#### THE RECORDS
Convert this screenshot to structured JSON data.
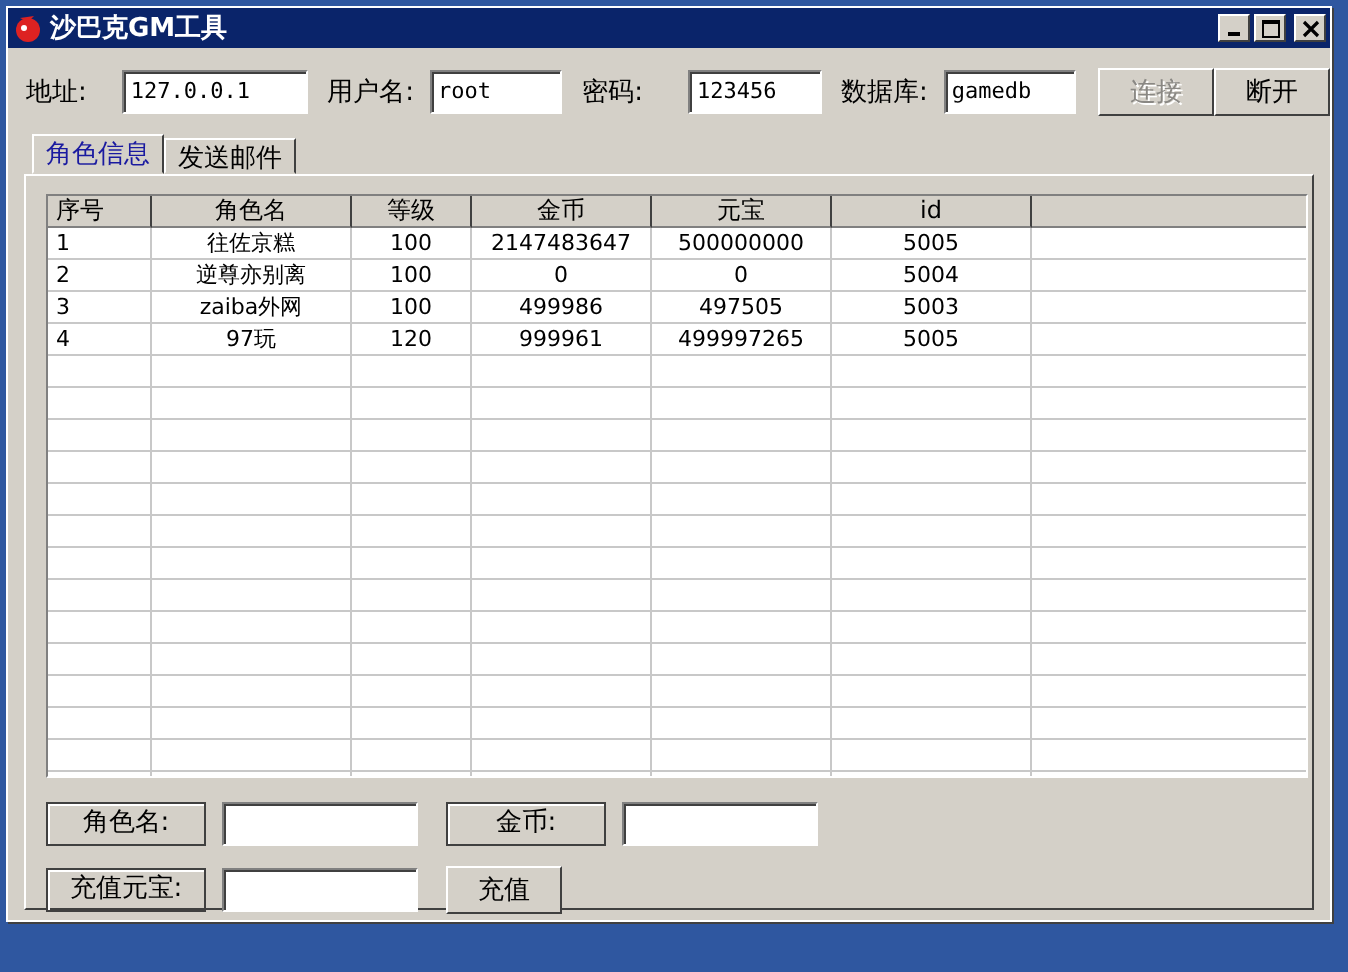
{
  "window": {
    "title": "沙巴克GM工具"
  },
  "connection": {
    "fields": [
      {
        "label": "地址:",
        "value": "127.0.0.1"
      },
      {
        "label": "用户名:",
        "value": "root"
      },
      {
        "label": "密码:",
        "value": "123456"
      },
      {
        "label": "数据库:",
        "value": "gamedb"
      }
    ],
    "buttons": [
      {
        "label": "连接",
        "disabled": true
      },
      {
        "label": "断开",
        "disabled": false
      }
    ]
  },
  "tabs": [
    {
      "label": "角色信息",
      "selected": true
    },
    {
      "label": "发送邮件",
      "selected": false
    }
  ],
  "table": {
    "columns": [
      "序号",
      "角色名",
      "等级",
      "金币",
      "元宝",
      "id"
    ],
    "rows": [
      [
        "1",
        "往佐京糕",
        "100",
        "2147483647",
        "500000000",
        "5005"
      ],
      [
        "2",
        "逆尊亦别离",
        "100",
        "0",
        "0",
        "5004"
      ],
      [
        "3",
        "zaiba外网",
        "100",
        "499986",
        "497505",
        "5003"
      ],
      [
        "4",
        "97玩",
        "120",
        "999961",
        "499997265",
        "5005"
      ]
    ]
  },
  "form": {
    "rows": [
      [
        {
          "kind": "label",
          "text": "角色名:"
        },
        {
          "kind": "input"
        },
        {
          "kind": "label",
          "text": "金币:"
        },
        {
          "kind": "input"
        }
      ],
      [
        {
          "kind": "label",
          "text": "充值元宝:"
        },
        {
          "kind": "input"
        },
        {
          "kind": "button",
          "text": "充值"
        }
      ]
    ]
  }
}
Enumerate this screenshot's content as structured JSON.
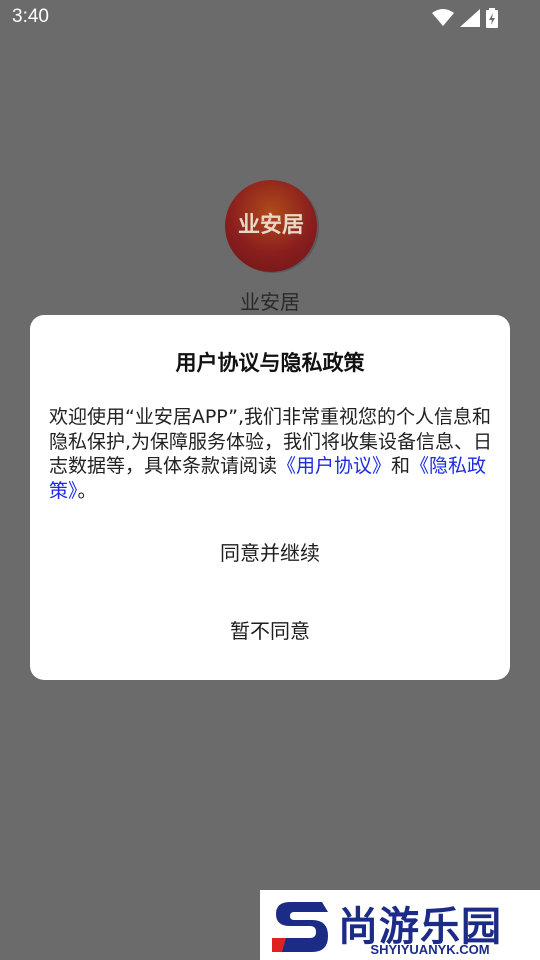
{
  "status_bar": {
    "time": "3:40",
    "icons": [
      "wifi-icon",
      "signal-icon",
      "battery-charging-icon"
    ]
  },
  "splash": {
    "logo_text": "业安居",
    "app_name": "业安居"
  },
  "dialog": {
    "title": "用户协议与隐私政策",
    "body_text": "欢迎使用“业安居APP”,我们非常重视您的个人信息和隐私保护,为保障服务体验，我们将收集设备信息、日志数据等，具体条款请阅读",
    "user_agreement_link": "《用户协议》",
    "conjunction": "和",
    "privacy_policy_link": "《隐私政策》",
    "period": "。",
    "agree_button": "同意并继续",
    "decline_button": "暂不同意"
  },
  "watermark": {
    "title": "尚游乐园",
    "domain": "SHYIYUANYK.COM"
  },
  "colors": {
    "overlay": "#6b6b6b",
    "link": "#1a2be0",
    "watermark": "#1b2b86"
  }
}
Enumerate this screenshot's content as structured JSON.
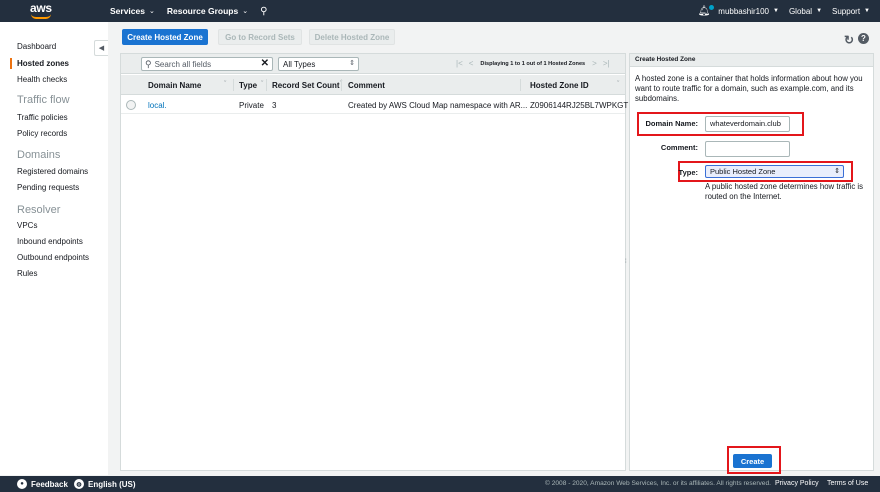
{
  "topnav": {
    "logo": "aws",
    "services": "Services",
    "resource_groups": "Resource Groups",
    "account": "mubbashir100",
    "region": "Global",
    "support": "Support"
  },
  "sidebar": {
    "items": [
      {
        "label": "Dashboard"
      },
      {
        "label": "Hosted zones"
      },
      {
        "label": "Health checks"
      }
    ],
    "traffic_flow": {
      "heading": "Traffic flow",
      "items": [
        {
          "label": "Traffic policies"
        },
        {
          "label": "Policy records"
        }
      ]
    },
    "domains": {
      "heading": "Domains",
      "items": [
        {
          "label": "Registered domains"
        },
        {
          "label": "Pending requests"
        }
      ]
    },
    "resolver": {
      "heading": "Resolver",
      "items": [
        {
          "label": "VPCs"
        },
        {
          "label": "Inbound endpoints"
        },
        {
          "label": "Outbound endpoints"
        },
        {
          "label": "Rules"
        }
      ]
    }
  },
  "toolbar": {
    "create_hosted_zone": "Create Hosted Zone",
    "go_to_record_sets": "Go to Record Sets",
    "delete_hosted_zone": "Delete Hosted Zone"
  },
  "filter": {
    "search_placeholder": "Search all fields",
    "type_filter": "All Types",
    "pagination": "Displaying 1 to 1 out of 1 Hosted Zones"
  },
  "table": {
    "columns": [
      "Domain Name",
      "Type",
      "Record Set Count",
      "Comment",
      "Hosted Zone ID"
    ],
    "rows": [
      {
        "domain_name": "local.",
        "type": "Private",
        "record_set_count": "3",
        "comment": "Created by AWS Cloud Map namespace with AR...",
        "hosted_zone_id": "Z0906144RJ25BL7WPKGT"
      }
    ]
  },
  "panel": {
    "title": "Create Hosted Zone",
    "description": "A hosted zone is a container that holds information about how you want to route traffic for a domain, such as example.com, and its subdomains.",
    "domain_name_label": "Domain Name:",
    "domain_name_value": "whateverdomain.club",
    "comment_label": "Comment:",
    "comment_value": "",
    "type_label": "Type:",
    "type_value": "Public Hosted Zone",
    "type_help": "A public hosted zone determines how traffic is routed on the Internet.",
    "create_button": "Create"
  },
  "footer": {
    "feedback": "Feedback",
    "language": "English (US)",
    "copyright": "© 2008 - 2020, Amazon Web Services, Inc. or its affiliates. All rights reserved.",
    "privacy": "Privacy Policy",
    "terms": "Terms of Use"
  },
  "colors": {
    "nav_bg": "#232f3e",
    "primary_button": "#1a73d1",
    "active_bar": "#ec7211",
    "highlight": "#e3161b",
    "link": "#0073bb"
  }
}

#### STATED TASK
Repeat the data above exactly, but not the pictures.

#### THE RESPONSE
Convert this screenshot to structured JSON data.
{
  "window": {
    "title": "沙巴克GM工具"
  },
  "connection": {
    "fields": [
      {
        "label": "地址:",
        "value": "127.0.0.1"
      },
      {
        "label": "用户名:",
        "value": "root"
      },
      {
        "label": "密码:",
        "value": "123456"
      },
      {
        "label": "数据库:",
        "value": "gamedb"
      }
    ],
    "buttons": [
      {
        "label": "连接",
        "disabled": true
      },
      {
        "label": "断开",
        "disabled": false
      }
    ]
  },
  "tabs": [
    {
      "label": "角色信息",
      "selected": true
    },
    {
      "label": "发送邮件",
      "selected": false
    }
  ],
  "table": {
    "columns": [
      "序号",
      "角色名",
      "等级",
      "金币",
      "元宝",
      "id"
    ],
    "rows": [
      [
        "1",
        "往佐京糕",
        "100",
        "2147483647",
        "500000000",
        "5005"
      ],
      [
        "2",
        "逆尊亦别离",
        "100",
        "0",
        "0",
        "5004"
      ],
      [
        "3",
        "zaiba外网",
        "100",
        "499986",
        "497505",
        "5003"
      ],
      [
        "4",
        "97玩",
        "120",
        "999961",
        "499997265",
        "5005"
      ]
    ]
  },
  "form": {
    "rows": [
      [
        {
          "kind": "label",
          "text": "角色名:"
        },
        {
          "kind": "input"
        },
        {
          "kind": "label",
          "text": "金币:"
        },
        {
          "kind": "input"
        }
      ],
      [
        {
          "kind": "label",
          "text": "充值元宝:"
        },
        {
          "kind": "input"
        },
        {
          "kind": "button",
          "text": "充值"
        }
      ]
    ]
  }
}
Enumerate this screenshot's content as structured JSON.
{
  "status_bar": {
    "time": "3:40",
    "icons": [
      "wifi-icon",
      "signal-icon",
      "battery-charging-icon"
    ]
  },
  "splash": {
    "logo_text": "业安居",
    "app_name": "业安居"
  },
  "dialog": {
    "title": "用户协议与隐私政策",
    "body_text": "欢迎使用“业安居APP”,我们非常重视您的个人信息和隐私保护,为保障服务体验，我们将收集设备信息、日志数据等，具体条款请阅读",
    "user_agreement_link": "《用户协议》",
    "conjunction": "和",
    "privacy_policy_link": "《隐私政策》",
    "period": "。",
    "agree_button": "同意并继续",
    "decline_button": "暂不同意"
  },
  "watermark": {
    "title": "尚游乐园",
    "domain": "SHYIYUANYK.COM"
  },
  "colors": {
    "overlay": "#6b6b6b",
    "link": "#1a2be0",
    "watermark": "#1b2b86"
  }
}
Enumerate this screenshot's content as structured JSON.
{
  "topnav": {
    "logo": "aws",
    "services": "Services",
    "resource_groups": "Resource Groups",
    "account": "mubbashir100",
    "region": "Global",
    "support": "Support"
  },
  "sidebar": {
    "items": [
      {
        "label": "Dashboard"
      },
      {
        "label": "Hosted zones"
      },
      {
        "label": "Health checks"
      }
    ],
    "traffic_flow": {
      "heading": "Traffic flow",
      "items": [
        {
          "label": "Traffic policies"
        },
        {
          "label": "Policy records"
        }
      ]
    },
    "domains": {
      "heading": "Domains",
      "items": [
        {
          "label": "Registered domains"
        },
        {
          "label": "Pending requests"
        }
      ]
    },
    "resolver": {
      "heading": "Resolver",
      "items": [
        {
          "label": "VPCs"
        },
        {
          "label": "Inbound endpoints"
        },
        {
          "label": "Outbound endpoints"
        },
        {
          "label": "Rules"
        }
      ]
    }
  },
  "toolbar": {
    "create_hosted_zone": "Create Hosted Zone",
    "go_to_record_sets": "Go to Record Sets",
    "delete_hosted_zone": "Delete Hosted Zone"
  },
  "filter": {
    "search_placeholder": "Search all fields",
    "type_filter": "All Types",
    "pagination": "Displaying 1 to 1 out of 1 Hosted Zones"
  },
  "table": {
    "columns": [
      "Domain Name",
      "Type",
      "Record Set Count",
      "Comment",
      "Hosted Zone ID"
    ],
    "rows": [
      {
        "domain_name": "local.",
        "type": "Private",
        "record_set_count": "3",
        "comment": "Created by AWS Cloud Map namespace with AR...",
        "hosted_zone_id": "Z0906144RJ25BL7WPKGT"
      }
    ]
  },
  "panel": {
    "title": "Create Hosted Zone",
    "description": "A hosted zone is a container that holds information about how you want to route traffic for a domain, such as example.com, and its subdomains.",
    "domain_name_label": "Domain Name:",
    "domain_name_value": "whateverdomain.club",
    "comment_label": "Comment:",
    "comment_value": "",
    "type_label": "Type:",
    "type_value": "Public Hosted Zone",
    "type_help": "A public hosted zone determines how traffic is routed on the Internet.",
    "create_button": "Create"
  },
  "footer": {
    "feedback": "Feedback",
    "language": "English (US)",
    "copyright": "© 2008 - 2020, Amazon Web Services, Inc. or its affiliates. All rights reserved.",
    "privacy": "Privacy Policy",
    "terms": "Terms of Use"
  },
  "colors": {
    "nav_bg": "#232f3e",
    "primary_button": "#1a73d1",
    "active_bar": "#ec7211",
    "highlight": "#e3161b",
    "link": "#0073bb"
  }
}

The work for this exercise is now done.